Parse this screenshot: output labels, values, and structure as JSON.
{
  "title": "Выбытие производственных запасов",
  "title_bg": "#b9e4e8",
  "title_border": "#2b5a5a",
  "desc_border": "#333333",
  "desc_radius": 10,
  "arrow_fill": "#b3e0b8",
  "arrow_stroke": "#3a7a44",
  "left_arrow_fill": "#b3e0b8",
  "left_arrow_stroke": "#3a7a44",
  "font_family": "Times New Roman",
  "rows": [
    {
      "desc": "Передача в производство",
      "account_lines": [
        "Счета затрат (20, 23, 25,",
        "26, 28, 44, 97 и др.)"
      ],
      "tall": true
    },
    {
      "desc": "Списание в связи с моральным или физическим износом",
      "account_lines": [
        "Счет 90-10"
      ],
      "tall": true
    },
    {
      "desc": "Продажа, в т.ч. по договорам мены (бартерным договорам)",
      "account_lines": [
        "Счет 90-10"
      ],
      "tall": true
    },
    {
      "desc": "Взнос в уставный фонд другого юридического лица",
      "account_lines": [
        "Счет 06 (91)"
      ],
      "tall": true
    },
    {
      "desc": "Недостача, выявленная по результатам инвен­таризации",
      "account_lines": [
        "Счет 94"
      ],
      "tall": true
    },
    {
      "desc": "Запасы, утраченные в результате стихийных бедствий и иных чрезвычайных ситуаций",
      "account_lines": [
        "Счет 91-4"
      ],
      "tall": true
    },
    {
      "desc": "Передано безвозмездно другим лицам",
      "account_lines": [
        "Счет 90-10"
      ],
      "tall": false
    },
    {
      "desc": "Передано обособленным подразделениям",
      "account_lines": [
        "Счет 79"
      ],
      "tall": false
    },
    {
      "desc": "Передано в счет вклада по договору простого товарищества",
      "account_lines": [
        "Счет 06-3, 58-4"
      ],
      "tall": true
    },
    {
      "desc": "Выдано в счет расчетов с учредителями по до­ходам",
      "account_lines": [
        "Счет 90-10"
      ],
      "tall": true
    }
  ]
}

______________________________

▸ **Objective**
All entries must be repeated verbatim.

▸ **Final answer**
Parse this screenshot: output labels, values, and structure as JSON.
{
  "title": "Выбытие производственных запасов",
  "title_bg": "#b9e4e8",
  "title_border": "#2b5a5a",
  "desc_border": "#333333",
  "desc_radius": 10,
  "arrow_fill": "#b3e0b8",
  "arrow_stroke": "#3a7a44",
  "left_arrow_fill": "#b3e0b8",
  "left_arrow_stroke": "#3a7a44",
  "font_family": "Times New Roman",
  "rows": [
    {
      "desc": "Передача в производство",
      "account_lines": [
        "Счета затрат (20, 23, 25,",
        "26, 28, 44, 97 и др.)"
      ],
      "tall": true
    },
    {
      "desc": "Списание в связи с моральным или физическим износом",
      "account_lines": [
        "Счет 90-10"
      ],
      "tall": true
    },
    {
      "desc": "Продажа, в т.ч. по договорам мены (бартерным договорам)",
      "account_lines": [
        "Счет 90-10"
      ],
      "tall": true
    },
    {
      "desc": "Взнос в уставный фонд другого юридического лица",
      "account_lines": [
        "Счет 06 (91)"
      ],
      "tall": true
    },
    {
      "desc": "Недостача, выявленная по результатам инвен­таризации",
      "account_lines": [
        "Счет 94"
      ],
      "tall": true
    },
    {
      "desc": "Запасы, утраченные в результате стихийных бедствий и иных чрезвычайных ситуаций",
      "account_lines": [
        "Счет 91-4"
      ],
      "tall": true
    },
    {
      "desc": "Передано безвозмездно другим лицам",
      "account_lines": [
        "Счет 90-10"
      ],
      "tall": false
    },
    {
      "desc": "Передано обособленным подразделениям",
      "account_lines": [
        "Счет 79"
      ],
      "tall": false
    },
    {
      "desc": "Передано в счет вклада по договору простого товарищества",
      "account_lines": [
        "Счет 06-3, 58-4"
      ],
      "tall": true
    },
    {
      "desc": "Выдано в счет расчетов с учредителями по до­ходам",
      "account_lines": [
        "Счет 90-10"
      ],
      "tall": true
    }
  ]
}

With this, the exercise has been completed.